Exercise details:
Extract every line of the material below and reproduce it faithfully.
....
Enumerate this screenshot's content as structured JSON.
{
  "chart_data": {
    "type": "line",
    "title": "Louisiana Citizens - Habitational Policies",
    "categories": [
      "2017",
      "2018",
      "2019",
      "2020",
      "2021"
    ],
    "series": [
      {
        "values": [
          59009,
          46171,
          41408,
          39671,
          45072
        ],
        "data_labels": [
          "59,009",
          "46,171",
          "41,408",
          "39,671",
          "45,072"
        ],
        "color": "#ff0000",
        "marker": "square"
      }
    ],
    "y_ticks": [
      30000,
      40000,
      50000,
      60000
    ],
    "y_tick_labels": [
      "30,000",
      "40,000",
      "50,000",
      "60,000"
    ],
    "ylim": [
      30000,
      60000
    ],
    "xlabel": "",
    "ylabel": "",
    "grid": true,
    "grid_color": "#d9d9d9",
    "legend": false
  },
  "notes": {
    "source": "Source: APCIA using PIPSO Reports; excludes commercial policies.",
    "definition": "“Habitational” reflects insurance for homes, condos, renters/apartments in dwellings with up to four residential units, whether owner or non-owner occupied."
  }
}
....
Solution to the problem:
Enumerate this screenshot's content as structured JSON.
{
  "chart_data": {
    "type": "line",
    "title": "Louisiana Citizens - Habitational Policies",
    "categories": [
      "2017",
      "2018",
      "2019",
      "2020",
      "2021"
    ],
    "series": [
      {
        "values": [
          59009,
          46171,
          41408,
          39671,
          45072
        ],
        "data_labels": [
          "59,009",
          "46,171",
          "41,408",
          "39,671",
          "45,072"
        ],
        "color": "#ff0000",
        "marker": "square"
      }
    ],
    "y_ticks": [
      30000,
      40000,
      50000,
      60000
    ],
    "y_tick_labels": [
      "30,000",
      "40,000",
      "50,000",
      "60,000"
    ],
    "ylim": [
      30000,
      60000
    ],
    "xlabel": "",
    "ylabel": "",
    "grid": true,
    "grid_color": "#d9d9d9",
    "legend": false
  },
  "notes": {
    "source": "Source: APCIA using PIPSO Reports; excludes commercial policies.",
    "definition": "“Habitational” reflects insurance for homes, condos, renters/apartments in dwellings with up to four residential units, whether owner or non-owner occupied."
  }
}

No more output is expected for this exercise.